Retype every entry word for word.

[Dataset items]
* Start *

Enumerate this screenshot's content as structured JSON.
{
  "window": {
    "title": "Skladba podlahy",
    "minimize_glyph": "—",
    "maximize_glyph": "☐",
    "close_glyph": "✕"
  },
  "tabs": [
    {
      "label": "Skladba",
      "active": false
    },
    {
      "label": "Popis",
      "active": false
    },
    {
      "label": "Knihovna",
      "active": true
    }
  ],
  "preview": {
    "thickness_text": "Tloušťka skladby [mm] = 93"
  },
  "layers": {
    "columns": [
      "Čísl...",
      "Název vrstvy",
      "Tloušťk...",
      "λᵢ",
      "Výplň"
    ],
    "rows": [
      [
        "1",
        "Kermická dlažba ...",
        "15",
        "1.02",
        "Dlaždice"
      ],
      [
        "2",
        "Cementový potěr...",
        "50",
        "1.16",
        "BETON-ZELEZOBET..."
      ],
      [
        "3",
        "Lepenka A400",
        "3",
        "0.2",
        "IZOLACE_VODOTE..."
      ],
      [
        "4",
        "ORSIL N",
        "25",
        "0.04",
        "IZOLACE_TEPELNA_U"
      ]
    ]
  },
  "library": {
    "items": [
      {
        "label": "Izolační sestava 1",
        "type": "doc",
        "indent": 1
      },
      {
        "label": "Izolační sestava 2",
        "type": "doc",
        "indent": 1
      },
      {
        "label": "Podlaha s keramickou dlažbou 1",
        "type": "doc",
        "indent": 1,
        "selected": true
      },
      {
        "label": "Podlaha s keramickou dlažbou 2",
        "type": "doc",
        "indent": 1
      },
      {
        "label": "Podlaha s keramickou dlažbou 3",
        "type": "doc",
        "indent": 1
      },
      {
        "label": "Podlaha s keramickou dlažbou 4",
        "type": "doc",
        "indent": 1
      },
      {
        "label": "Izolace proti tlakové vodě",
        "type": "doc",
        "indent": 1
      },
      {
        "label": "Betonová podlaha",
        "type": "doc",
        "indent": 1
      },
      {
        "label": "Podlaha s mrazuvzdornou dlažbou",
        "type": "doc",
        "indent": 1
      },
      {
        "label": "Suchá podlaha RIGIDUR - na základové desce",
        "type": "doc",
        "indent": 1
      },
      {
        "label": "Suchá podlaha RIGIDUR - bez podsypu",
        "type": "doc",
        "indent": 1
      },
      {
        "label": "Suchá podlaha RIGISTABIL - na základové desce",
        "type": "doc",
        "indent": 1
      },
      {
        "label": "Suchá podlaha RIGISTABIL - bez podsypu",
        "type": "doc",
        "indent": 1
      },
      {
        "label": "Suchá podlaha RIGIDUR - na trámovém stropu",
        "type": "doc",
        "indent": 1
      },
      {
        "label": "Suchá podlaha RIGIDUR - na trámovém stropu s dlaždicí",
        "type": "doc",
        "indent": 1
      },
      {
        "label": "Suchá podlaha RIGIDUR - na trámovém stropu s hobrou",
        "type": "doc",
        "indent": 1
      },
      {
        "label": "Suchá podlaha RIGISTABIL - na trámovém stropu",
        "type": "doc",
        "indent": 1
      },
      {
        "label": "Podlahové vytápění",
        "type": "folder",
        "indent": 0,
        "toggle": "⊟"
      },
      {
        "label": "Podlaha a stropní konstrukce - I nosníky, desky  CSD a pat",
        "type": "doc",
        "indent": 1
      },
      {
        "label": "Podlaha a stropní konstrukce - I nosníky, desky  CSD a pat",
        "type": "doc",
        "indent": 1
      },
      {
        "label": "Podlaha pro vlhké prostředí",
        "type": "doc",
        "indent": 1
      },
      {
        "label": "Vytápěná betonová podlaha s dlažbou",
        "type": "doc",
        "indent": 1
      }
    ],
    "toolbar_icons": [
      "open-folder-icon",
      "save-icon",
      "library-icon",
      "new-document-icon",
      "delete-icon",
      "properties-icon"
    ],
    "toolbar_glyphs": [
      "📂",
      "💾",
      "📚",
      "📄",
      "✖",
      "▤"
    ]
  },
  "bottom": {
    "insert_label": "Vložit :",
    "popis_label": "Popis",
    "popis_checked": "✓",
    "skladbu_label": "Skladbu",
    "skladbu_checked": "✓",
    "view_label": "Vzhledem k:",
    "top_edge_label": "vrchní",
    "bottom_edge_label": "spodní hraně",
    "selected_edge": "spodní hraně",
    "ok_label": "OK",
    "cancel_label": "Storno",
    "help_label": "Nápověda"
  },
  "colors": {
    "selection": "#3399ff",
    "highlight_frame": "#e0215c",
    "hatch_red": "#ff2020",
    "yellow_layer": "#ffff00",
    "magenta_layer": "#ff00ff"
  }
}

* End *

Reply:
Enumerate this screenshot's content as structured JSON.
{
  "window": {
    "title": "Skladba podlahy",
    "minimize_glyph": "—",
    "maximize_glyph": "☐",
    "close_glyph": "✕"
  },
  "tabs": [
    {
      "label": "Skladba",
      "active": false
    },
    {
      "label": "Popis",
      "active": false
    },
    {
      "label": "Knihovna",
      "active": true
    }
  ],
  "preview": {
    "thickness_text": "Tloušťka skladby [mm] = 93"
  },
  "layers": {
    "columns": [
      "Čísl...",
      "Název vrstvy",
      "Tloušťk...",
      "λᵢ",
      "Výplň"
    ],
    "rows": [
      [
        "1",
        "Kermická dlažba ...",
        "15",
        "1.02",
        "Dlaždice"
      ],
      [
        "2",
        "Cementový potěr...",
        "50",
        "1.16",
        "BETON-ZELEZOBET..."
      ],
      [
        "3",
        "Lepenka A400",
        "3",
        "0.2",
        "IZOLACE_VODOTE..."
      ],
      [
        "4",
        "ORSIL N",
        "25",
        "0.04",
        "IZOLACE_TEPELNA_U"
      ]
    ]
  },
  "library": {
    "items": [
      {
        "label": "Izolační sestava 1",
        "type": "doc",
        "indent": 1
      },
      {
        "label": "Izolační sestava 2",
        "type": "doc",
        "indent": 1
      },
      {
        "label": "Podlaha s keramickou dlažbou 1",
        "type": "doc",
        "indent": 1,
        "selected": true
      },
      {
        "label": "Podlaha s keramickou dlažbou 2",
        "type": "doc",
        "indent": 1
      },
      {
        "label": "Podlaha s keramickou dlažbou 3",
        "type": "doc",
        "indent": 1
      },
      {
        "label": "Podlaha s keramickou dlažbou 4",
        "type": "doc",
        "indent": 1
      },
      {
        "label": "Izolace proti tlakové vodě",
        "type": "doc",
        "indent": 1
      },
      {
        "label": "Betonová podlaha",
        "type": "doc",
        "indent": 1
      },
      {
        "label": "Podlaha s mrazuvzdornou dlažbou",
        "type": "doc",
        "indent": 1
      },
      {
        "label": "Suchá podlaha RIGIDUR - na základové desce",
        "type": "doc",
        "indent": 1
      },
      {
        "label": "Suchá podlaha RIGIDUR - bez podsypu",
        "type": "doc",
        "indent": 1
      },
      {
        "label": "Suchá podlaha RIGISTABIL - na základové desce",
        "type": "doc",
        "indent": 1
      },
      {
        "label": "Suchá podlaha RIGISTABIL - bez podsypu",
        "type": "doc",
        "indent": 1
      },
      {
        "label": "Suchá podlaha RIGIDUR - na trámovém stropu",
        "type": "doc",
        "indent": 1
      },
      {
        "label": "Suchá podlaha RIGIDUR - na trámovém stropu s dlaždicí",
        "type": "doc",
        "indent": 1
      },
      {
        "label": "Suchá podlaha RIGIDUR - na trámovém stropu s hobrou",
        "type": "doc",
        "indent": 1
      },
      {
        "label": "Suchá podlaha RIGISTABIL - na trámovém stropu",
        "type": "doc",
        "indent": 1
      },
      {
        "label": "Podlahové vytápění",
        "type": "folder",
        "indent": 0,
        "toggle": "⊟"
      },
      {
        "label": "Podlaha a stropní konstrukce - I nosníky, desky  CSD a pat",
        "type": "doc",
        "indent": 1
      },
      {
        "label": "Podlaha a stropní konstrukce - I nosníky, desky  CSD a pat",
        "type": "doc",
        "indent": 1
      },
      {
        "label": "Podlaha pro vlhké prostředí",
        "type": "doc",
        "indent": 1
      },
      {
        "label": "Vytápěná betonová podlaha s dlažbou",
        "type": "doc",
        "indent": 1
      }
    ],
    "toolbar_icons": [
      "open-folder-icon",
      "save-icon",
      "library-icon",
      "new-document-icon",
      "delete-icon",
      "properties-icon"
    ],
    "toolbar_glyphs": [
      "📂",
      "💾",
      "📚",
      "📄",
      "✖",
      "▤"
    ]
  },
  "bottom": {
    "insert_label": "Vložit :",
    "popis_label": "Popis",
    "popis_checked": "✓",
    "skladbu_label": "Skladbu",
    "skladbu_checked": "✓",
    "view_label": "Vzhledem k:",
    "top_edge_label": "vrchní",
    "bottom_edge_label": "spodní hraně",
    "selected_edge": "spodní hraně",
    "ok_label": "OK",
    "cancel_label": "Storno",
    "help_label": "Nápověda"
  },
  "colors": {
    "selection": "#3399ff",
    "highlight_frame": "#e0215c",
    "hatch_red": "#ff2020",
    "yellow_layer": "#ffff00",
    "magenta_layer": "#ff00ff"
  }
}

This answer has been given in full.